* [What you have to do] Every entry needs to be printed exactly, please.

Data records:

<<<<

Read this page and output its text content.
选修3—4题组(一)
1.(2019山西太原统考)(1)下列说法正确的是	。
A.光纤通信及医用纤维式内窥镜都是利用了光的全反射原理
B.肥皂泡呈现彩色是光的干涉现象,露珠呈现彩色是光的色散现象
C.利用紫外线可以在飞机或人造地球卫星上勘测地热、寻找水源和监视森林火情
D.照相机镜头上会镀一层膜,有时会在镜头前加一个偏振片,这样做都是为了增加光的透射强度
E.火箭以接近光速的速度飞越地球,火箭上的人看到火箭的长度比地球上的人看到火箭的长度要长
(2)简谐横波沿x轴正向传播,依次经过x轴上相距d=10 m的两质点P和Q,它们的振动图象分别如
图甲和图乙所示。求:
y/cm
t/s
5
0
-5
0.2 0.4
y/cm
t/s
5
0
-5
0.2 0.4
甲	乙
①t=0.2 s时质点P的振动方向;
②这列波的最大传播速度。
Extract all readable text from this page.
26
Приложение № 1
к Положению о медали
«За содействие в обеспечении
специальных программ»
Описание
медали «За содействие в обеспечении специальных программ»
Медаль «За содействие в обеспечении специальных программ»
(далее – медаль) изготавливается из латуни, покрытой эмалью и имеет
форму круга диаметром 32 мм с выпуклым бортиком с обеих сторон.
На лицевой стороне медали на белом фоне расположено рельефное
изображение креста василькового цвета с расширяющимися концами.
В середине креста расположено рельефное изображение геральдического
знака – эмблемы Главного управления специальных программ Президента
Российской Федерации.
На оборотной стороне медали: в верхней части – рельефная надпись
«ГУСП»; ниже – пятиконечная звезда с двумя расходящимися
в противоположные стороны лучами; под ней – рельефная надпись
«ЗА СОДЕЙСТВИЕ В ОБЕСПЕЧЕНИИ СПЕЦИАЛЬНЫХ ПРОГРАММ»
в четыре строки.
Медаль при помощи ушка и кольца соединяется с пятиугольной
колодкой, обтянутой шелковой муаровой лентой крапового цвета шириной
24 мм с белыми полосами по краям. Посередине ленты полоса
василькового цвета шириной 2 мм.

>>>>

* [Exercise response]
Read this page and output its text content.
选修3—4题组(一)
1.(2019山西太原统考)(1)下列说法正确的是	。
A.光纤通信及医用纤维式内窥镜都是利用了光的全反射原理
B.肥皂泡呈现彩色是光的干涉现象,露珠呈现彩色是光的色散现象
C.利用紫外线可以在飞机或人造地球卫星上勘测地热、寻找水源和监视森林火情
D.照相机镜头上会镀一层膜,有时会在镜头前加一个偏振片,这样做都是为了增加光的透射强度
E.火箭以接近光速的速度飞越地球,火箭上的人看到火箭的长度比地球上的人看到火箭的长度要长
(2)简谐横波沿x轴正向传播,依次经过x轴上相距d=10 m的两质点P和Q,它们的振动图象分别如
图甲和图乙所示。求:
y/cm
t/s
5
0
-5
0.2 0.4
y/cm
t/s
5
0
-5
0.2 0.4
甲	乙
①t=0.2 s时质点P的振动方向;
②这列波的最大传播速度。
Extract all readable text from this page.
26
Приложение № 1
к Положению о медали
«За содействие в обеспечении
специальных программ»
Описание
медали «За содействие в обеспечении специальных программ»
Медаль «За содействие в обеспечении специальных программ»
(далее – медаль) изготавливается из латуни, покрытой эмалью и имеет
форму круга диаметром 32 мм с выпуклым бортиком с обеих сторон.
На лицевой стороне медали на белом фоне расположено рельефное
изображение креста василькового цвета с расширяющимися концами.
В середине креста расположено рельефное изображение геральдического
знака – эмблемы Главного управления специальных программ Президента
Российской Федерации.
На оборотной стороне медали: в верхней части – рельефная надпись
«ГУСП»; ниже – пятиконечная звезда с двумя расходящимися
в противоположные стороны лучами; под ней – рельефная надпись
«ЗА СОДЕЙСТВИЕ В ОБЕСПЕЧЕНИИ СПЕЦИАЛЬНЫХ ПРОГРАММ»
в четыре строки.
Медаль при помощи ушка и кольца соединяется с пятиугольной
колодкой, обтянутой шелковой муаровой лентой крапового цвета шириной
24 мм с белыми полосами по краям. Посередине ленты полоса
василькового цвета шириной 2 мм.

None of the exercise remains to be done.